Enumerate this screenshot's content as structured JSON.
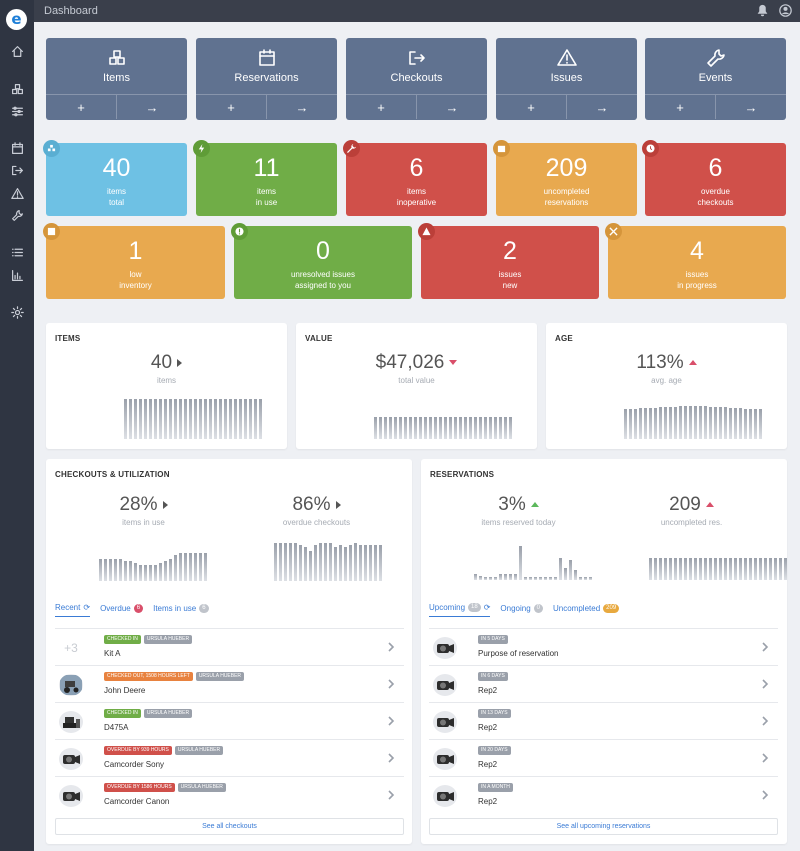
{
  "app": {
    "logo": "e",
    "title": "Dashboard"
  },
  "sidebar": {
    "items": [
      "home-icon",
      "boxes-icon",
      "sliders-icon",
      "calendar-icon",
      "checkout-icon",
      "warning-icon",
      "wrench-icon",
      "list-icon",
      "chart-icon",
      "gear-icon"
    ]
  },
  "nav_tiles": [
    {
      "title": "Items",
      "icon": "cubes-icon",
      "add": "+",
      "go": "→"
    },
    {
      "title": "Reservations",
      "icon": "calendar-icon",
      "add": "+",
      "go": "→"
    },
    {
      "title": "Checkouts",
      "icon": "sign-out-icon",
      "add": "+",
      "go": "→"
    },
    {
      "title": "Issues",
      "icon": "warning-icon",
      "add": "+",
      "go": "→"
    },
    {
      "title": "Events",
      "icon": "wrench-icon",
      "add": "+",
      "go": "→"
    }
  ],
  "stats": [
    {
      "value": "40",
      "label": "items\ntotal",
      "color": "#6ec1e4",
      "badge": "#5aaed2"
    },
    {
      "value": "11",
      "label": "items\nin use",
      "color": "#70ad47",
      "badge": "#5f9c37"
    },
    {
      "value": "6",
      "label": "items\ninoperative",
      "color": "#d0504a",
      "badge": "#bb3f39"
    },
    {
      "value": "209",
      "label": "uncompleted\nreservations",
      "color": "#e8a94f",
      "badge": "#d5953b"
    },
    {
      "value": "6",
      "label": "overdue\ncheckouts",
      "color": "#d0504a",
      "badge": "#bb3f39"
    },
    {
      "value": "1",
      "label": "low\ninventory",
      "color": "#e8a94f",
      "badge": "#d5953b"
    },
    {
      "value": "0",
      "label": "unresolved issues\nassigned to you",
      "color": "#70ad47",
      "badge": "#5f9c37"
    },
    {
      "value": "2",
      "label": "issues\nnew",
      "color": "#d0504a",
      "badge": "#bb3f39"
    },
    {
      "value": "4",
      "label": "issues\nin progress",
      "color": "#e8a94f",
      "badge": "#d5953b"
    }
  ],
  "cards": {
    "items": {
      "title": "ITEMS",
      "value": "40",
      "label": "items",
      "bars": [
        40,
        40,
        40,
        40,
        40,
        40,
        40,
        40,
        40,
        40,
        40,
        40,
        40,
        40,
        40,
        40,
        40,
        40,
        40,
        40,
        40,
        40,
        40,
        40,
        40,
        40,
        40,
        40
      ]
    },
    "value": {
      "title": "VALUE",
      "value": "$47,026",
      "label": "total value",
      "bars": [
        22,
        22,
        22,
        22,
        22,
        22,
        22,
        22,
        22,
        22,
        22,
        22,
        22,
        22,
        22,
        22,
        22,
        22,
        22,
        22,
        22,
        22,
        22,
        22,
        22,
        22,
        22,
        22
      ]
    },
    "age": {
      "title": "AGE",
      "value": "113%",
      "label": "avg. age",
      "bars": [
        30,
        30,
        30,
        31,
        31,
        31,
        31,
        32,
        32,
        32,
        32,
        33,
        33,
        33,
        33,
        33,
        33,
        32,
        32,
        32,
        32,
        31,
        31,
        31,
        30,
        30,
        30,
        30
      ]
    },
    "checkouts": {
      "title": "CHECKOUTS & UTILIZATION",
      "in_use": {
        "value": "28%",
        "label": "items in use",
        "bars": [
          22,
          22,
          22,
          22,
          22,
          20,
          20,
          18,
          16,
          16,
          16,
          16,
          18,
          20,
          22,
          26,
          28,
          28,
          28,
          28,
          28,
          28
        ]
      },
      "overdue": {
        "value": "86%",
        "label": "overdue checkouts",
        "bars": [
          38,
          38,
          38,
          38,
          38,
          36,
          34,
          30,
          36,
          38,
          38,
          38,
          34,
          36,
          34,
          36,
          38,
          36,
          36,
          36,
          36,
          36
        ]
      }
    },
    "reservations": {
      "title": "RESERVATIONS",
      "today": {
        "value": "3%",
        "label": "items reserved today",
        "bars": [
          6,
          4,
          3,
          3,
          3,
          6,
          6,
          6,
          6,
          34,
          3,
          3,
          3,
          3,
          3,
          3,
          3,
          22,
          12,
          20,
          10,
          3,
          3,
          3
        ]
      },
      "uncompleted": {
        "value": "209",
        "label": "uncompleted res.",
        "bars": [
          22,
          22,
          22,
          22,
          22,
          22,
          22,
          22,
          22,
          22,
          22,
          22,
          22,
          22,
          22,
          22,
          22,
          22,
          22,
          22,
          22,
          22,
          22,
          22,
          22,
          22,
          22,
          22
        ]
      }
    }
  },
  "checkouts_tabs": [
    {
      "label": "Recent",
      "count": ""
    },
    {
      "label": "Overdue",
      "count": "6"
    },
    {
      "label": "Items in use",
      "count": "6"
    }
  ],
  "checkouts_list": [
    {
      "name": "Kit A",
      "thumb": "+3",
      "tags": [
        {
          "text": "CHECKED IN",
          "color": "#70ad47"
        },
        {
          "text": "URSULA HUEBER",
          "color": "#9aa0aa"
        }
      ]
    },
    {
      "name": "John Deere",
      "thumb": "tractor",
      "tags": [
        {
          "text": "CHECKED OUT, 1508 HOURS LEFT",
          "color": "#e8823f"
        },
        {
          "text": "URSULA HUEBER",
          "color": "#9aa0aa"
        }
      ]
    },
    {
      "name": "D475A",
      "thumb": "dozer",
      "tags": [
        {
          "text": "CHECKED IN",
          "color": "#70ad47"
        },
        {
          "text": "URSULA HUEBER",
          "color": "#9aa0aa"
        }
      ]
    },
    {
      "name": "Camcorder Sony",
      "thumb": "camera",
      "tags": [
        {
          "text": "OVERDUE BY 939 HOURS",
          "color": "#d0504a"
        },
        {
          "text": "URSULA HUEBER",
          "color": "#9aa0aa"
        }
      ]
    },
    {
      "name": "Camcorder Canon",
      "thumb": "camera",
      "tags": [
        {
          "text": "OVERDUE BY 1586 HOURS",
          "color": "#d0504a"
        },
        {
          "text": "URSULA HUEBER",
          "color": "#9aa0aa"
        }
      ]
    }
  ],
  "checkouts_seeall": "See all checkouts",
  "reservations_tabs": [
    {
      "label": "Upcoming",
      "count": "18"
    },
    {
      "label": "Ongoing",
      "count": "0"
    },
    {
      "label": "Uncompleted",
      "count": "209"
    }
  ],
  "reservations_list": [
    {
      "name": "Purpose of reservation",
      "tag": "IN 5 DAYS"
    },
    {
      "name": "Rep2",
      "tag": "IN 6 DAYS"
    },
    {
      "name": "Rep2",
      "tag": "IN 13 DAYS"
    },
    {
      "name": "Rep2",
      "tag": "IN 20 DAYS"
    },
    {
      "name": "Rep2",
      "tag": "IN A MONTH"
    }
  ],
  "reservations_seeall": "See all upcoming reservations"
}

### What to do:
Repeat each line of the records above exactly, but do not copy the pictures.

### Result of the exercise:
Enumerate this screenshot's content as structured JSON.
{
  "app": {
    "logo": "e",
    "title": "Dashboard"
  },
  "sidebar": {
    "items": [
      "home-icon",
      "boxes-icon",
      "sliders-icon",
      "calendar-icon",
      "checkout-icon",
      "warning-icon",
      "wrench-icon",
      "list-icon",
      "chart-icon",
      "gear-icon"
    ]
  },
  "nav_tiles": [
    {
      "title": "Items",
      "icon": "cubes-icon",
      "add": "+",
      "go": "→"
    },
    {
      "title": "Reservations",
      "icon": "calendar-icon",
      "add": "+",
      "go": "→"
    },
    {
      "title": "Checkouts",
      "icon": "sign-out-icon",
      "add": "+",
      "go": "→"
    },
    {
      "title": "Issues",
      "icon": "warning-icon",
      "add": "+",
      "go": "→"
    },
    {
      "title": "Events",
      "icon": "wrench-icon",
      "add": "+",
      "go": "→"
    }
  ],
  "stats": [
    {
      "value": "40",
      "label": "items\ntotal",
      "color": "#6ec1e4",
      "badge": "#5aaed2"
    },
    {
      "value": "11",
      "label": "items\nin use",
      "color": "#70ad47",
      "badge": "#5f9c37"
    },
    {
      "value": "6",
      "label": "items\ninoperative",
      "color": "#d0504a",
      "badge": "#bb3f39"
    },
    {
      "value": "209",
      "label": "uncompleted\nreservations",
      "color": "#e8a94f",
      "badge": "#d5953b"
    },
    {
      "value": "6",
      "label": "overdue\ncheckouts",
      "color": "#d0504a",
      "badge": "#bb3f39"
    },
    {
      "value": "1",
      "label": "low\ninventory",
      "color": "#e8a94f",
      "badge": "#d5953b"
    },
    {
      "value": "0",
      "label": "unresolved issues\nassigned to you",
      "color": "#70ad47",
      "badge": "#5f9c37"
    },
    {
      "value": "2",
      "label": "issues\nnew",
      "color": "#d0504a",
      "badge": "#bb3f39"
    },
    {
      "value": "4",
      "label": "issues\nin progress",
      "color": "#e8a94f",
      "badge": "#d5953b"
    }
  ],
  "cards": {
    "items": {
      "title": "ITEMS",
      "value": "40",
      "label": "items",
      "bars": [
        40,
        40,
        40,
        40,
        40,
        40,
        40,
        40,
        40,
        40,
        40,
        40,
        40,
        40,
        40,
        40,
        40,
        40,
        40,
        40,
        40,
        40,
        40,
        40,
        40,
        40,
        40,
        40
      ]
    },
    "value": {
      "title": "VALUE",
      "value": "$47,026",
      "label": "total value",
      "bars": [
        22,
        22,
        22,
        22,
        22,
        22,
        22,
        22,
        22,
        22,
        22,
        22,
        22,
        22,
        22,
        22,
        22,
        22,
        22,
        22,
        22,
        22,
        22,
        22,
        22,
        22,
        22,
        22
      ]
    },
    "age": {
      "title": "AGE",
      "value": "113%",
      "label": "avg. age",
      "bars": [
        30,
        30,
        30,
        31,
        31,
        31,
        31,
        32,
        32,
        32,
        32,
        33,
        33,
        33,
        33,
        33,
        33,
        32,
        32,
        32,
        32,
        31,
        31,
        31,
        30,
        30,
        30,
        30
      ]
    },
    "checkouts": {
      "title": "CHECKOUTS & UTILIZATION",
      "in_use": {
        "value": "28%",
        "label": "items in use",
        "bars": [
          22,
          22,
          22,
          22,
          22,
          20,
          20,
          18,
          16,
          16,
          16,
          16,
          18,
          20,
          22,
          26,
          28,
          28,
          28,
          28,
          28,
          28
        ]
      },
      "overdue": {
        "value": "86%",
        "label": "overdue checkouts",
        "bars": [
          38,
          38,
          38,
          38,
          38,
          36,
          34,
          30,
          36,
          38,
          38,
          38,
          34,
          36,
          34,
          36,
          38,
          36,
          36,
          36,
          36,
          36
        ]
      }
    },
    "reservations": {
      "title": "RESERVATIONS",
      "today": {
        "value": "3%",
        "label": "items reserved today",
        "bars": [
          6,
          4,
          3,
          3,
          3,
          6,
          6,
          6,
          6,
          34,
          3,
          3,
          3,
          3,
          3,
          3,
          3,
          22,
          12,
          20,
          10,
          3,
          3,
          3
        ]
      },
      "uncompleted": {
        "value": "209",
        "label": "uncompleted res.",
        "bars": [
          22,
          22,
          22,
          22,
          22,
          22,
          22,
          22,
          22,
          22,
          22,
          22,
          22,
          22,
          22,
          22,
          22,
          22,
          22,
          22,
          22,
          22,
          22,
          22,
          22,
          22,
          22,
          22
        ]
      }
    }
  },
  "checkouts_tabs": [
    {
      "label": "Recent",
      "count": ""
    },
    {
      "label": "Overdue",
      "count": "6"
    },
    {
      "label": "Items in use",
      "count": "6"
    }
  ],
  "checkouts_list": [
    {
      "name": "Kit A",
      "thumb": "+3",
      "tags": [
        {
          "text": "CHECKED IN",
          "color": "#70ad47"
        },
        {
          "text": "URSULA HUEBER",
          "color": "#9aa0aa"
        }
      ]
    },
    {
      "name": "John Deere",
      "thumb": "tractor",
      "tags": [
        {
          "text": "CHECKED OUT, 1508 HOURS LEFT",
          "color": "#e8823f"
        },
        {
          "text": "URSULA HUEBER",
          "color": "#9aa0aa"
        }
      ]
    },
    {
      "name": "D475A",
      "thumb": "dozer",
      "tags": [
        {
          "text": "CHECKED IN",
          "color": "#70ad47"
        },
        {
          "text": "URSULA HUEBER",
          "color": "#9aa0aa"
        }
      ]
    },
    {
      "name": "Camcorder Sony",
      "thumb": "camera",
      "tags": [
        {
          "text": "OVERDUE BY 939 HOURS",
          "color": "#d0504a"
        },
        {
          "text": "URSULA HUEBER",
          "color": "#9aa0aa"
        }
      ]
    },
    {
      "name": "Camcorder Canon",
      "thumb": "camera",
      "tags": [
        {
          "text": "OVERDUE BY 1586 HOURS",
          "color": "#d0504a"
        },
        {
          "text": "URSULA HUEBER",
          "color": "#9aa0aa"
        }
      ]
    }
  ],
  "checkouts_seeall": "See all checkouts",
  "reservations_tabs": [
    {
      "label": "Upcoming",
      "count": "18"
    },
    {
      "label": "Ongoing",
      "count": "0"
    },
    {
      "label": "Uncompleted",
      "count": "209"
    }
  ],
  "reservations_list": [
    {
      "name": "Purpose of reservation",
      "tag": "IN 5 DAYS"
    },
    {
      "name": "Rep2",
      "tag": "IN 6 DAYS"
    },
    {
      "name": "Rep2",
      "tag": "IN 13 DAYS"
    },
    {
      "name": "Rep2",
      "tag": "IN 20 DAYS"
    },
    {
      "name": "Rep2",
      "tag": "IN A MONTH"
    }
  ],
  "reservations_seeall": "See all upcoming reservations"
}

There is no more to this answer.